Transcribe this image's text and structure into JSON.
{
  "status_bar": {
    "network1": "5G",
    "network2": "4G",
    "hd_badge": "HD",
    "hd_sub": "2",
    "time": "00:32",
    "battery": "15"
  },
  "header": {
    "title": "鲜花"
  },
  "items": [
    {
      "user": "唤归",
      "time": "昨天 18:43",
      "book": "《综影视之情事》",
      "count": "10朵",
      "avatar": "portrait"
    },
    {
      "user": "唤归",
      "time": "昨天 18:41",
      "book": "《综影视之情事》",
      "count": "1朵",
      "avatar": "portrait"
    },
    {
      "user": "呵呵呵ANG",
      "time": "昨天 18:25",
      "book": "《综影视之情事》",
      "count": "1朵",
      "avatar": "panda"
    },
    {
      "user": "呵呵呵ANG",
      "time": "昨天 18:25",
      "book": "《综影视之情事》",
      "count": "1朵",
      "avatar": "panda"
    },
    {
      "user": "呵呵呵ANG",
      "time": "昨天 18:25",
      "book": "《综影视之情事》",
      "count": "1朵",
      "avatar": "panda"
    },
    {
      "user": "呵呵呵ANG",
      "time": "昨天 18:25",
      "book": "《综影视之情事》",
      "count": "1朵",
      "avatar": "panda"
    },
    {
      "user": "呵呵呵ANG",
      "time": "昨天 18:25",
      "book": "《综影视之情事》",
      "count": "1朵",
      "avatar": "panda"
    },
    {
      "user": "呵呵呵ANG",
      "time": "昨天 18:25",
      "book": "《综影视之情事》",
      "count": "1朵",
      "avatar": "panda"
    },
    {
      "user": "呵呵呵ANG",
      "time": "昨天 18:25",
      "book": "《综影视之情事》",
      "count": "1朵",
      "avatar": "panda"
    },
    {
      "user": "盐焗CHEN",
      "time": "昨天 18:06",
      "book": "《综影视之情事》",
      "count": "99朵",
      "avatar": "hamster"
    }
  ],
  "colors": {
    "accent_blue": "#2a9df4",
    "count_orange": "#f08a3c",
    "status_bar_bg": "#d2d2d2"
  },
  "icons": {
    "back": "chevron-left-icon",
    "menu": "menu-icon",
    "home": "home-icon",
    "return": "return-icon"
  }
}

Exercise:
Return every entry verbatim.

Written answer:
Transcribe this image's text and structure into JSON.
{
  "status_bar": {
    "network1": "5G",
    "network2": "4G",
    "hd_badge": "HD",
    "hd_sub": "2",
    "time": "00:32",
    "battery": "15"
  },
  "header": {
    "title": "鲜花"
  },
  "items": [
    {
      "user": "唤归",
      "time": "昨天 18:43",
      "book": "《综影视之情事》",
      "count": "10朵",
      "avatar": "portrait"
    },
    {
      "user": "唤归",
      "time": "昨天 18:41",
      "book": "《综影视之情事》",
      "count": "1朵",
      "avatar": "portrait"
    },
    {
      "user": "呵呵呵ANG",
      "time": "昨天 18:25",
      "book": "《综影视之情事》",
      "count": "1朵",
      "avatar": "panda"
    },
    {
      "user": "呵呵呵ANG",
      "time": "昨天 18:25",
      "book": "《综影视之情事》",
      "count": "1朵",
      "avatar": "panda"
    },
    {
      "user": "呵呵呵ANG",
      "time": "昨天 18:25",
      "book": "《综影视之情事》",
      "count": "1朵",
      "avatar": "panda"
    },
    {
      "user": "呵呵呵ANG",
      "time": "昨天 18:25",
      "book": "《综影视之情事》",
      "count": "1朵",
      "avatar": "panda"
    },
    {
      "user": "呵呵呵ANG",
      "time": "昨天 18:25",
      "book": "《综影视之情事》",
      "count": "1朵",
      "avatar": "panda"
    },
    {
      "user": "呵呵呵ANG",
      "time": "昨天 18:25",
      "book": "《综影视之情事》",
      "count": "1朵",
      "avatar": "panda"
    },
    {
      "user": "呵呵呵ANG",
      "time": "昨天 18:25",
      "book": "《综影视之情事》",
      "count": "1朵",
      "avatar": "panda"
    },
    {
      "user": "盐焗CHEN",
      "time": "昨天 18:06",
      "book": "《综影视之情事》",
      "count": "99朵",
      "avatar": "hamster"
    }
  ],
  "colors": {
    "accent_blue": "#2a9df4",
    "count_orange": "#f08a3c",
    "status_bar_bg": "#d2d2d2"
  },
  "icons": {
    "back": "chevron-left-icon",
    "menu": "menu-icon",
    "home": "home-icon",
    "return": "return-icon"
  }
}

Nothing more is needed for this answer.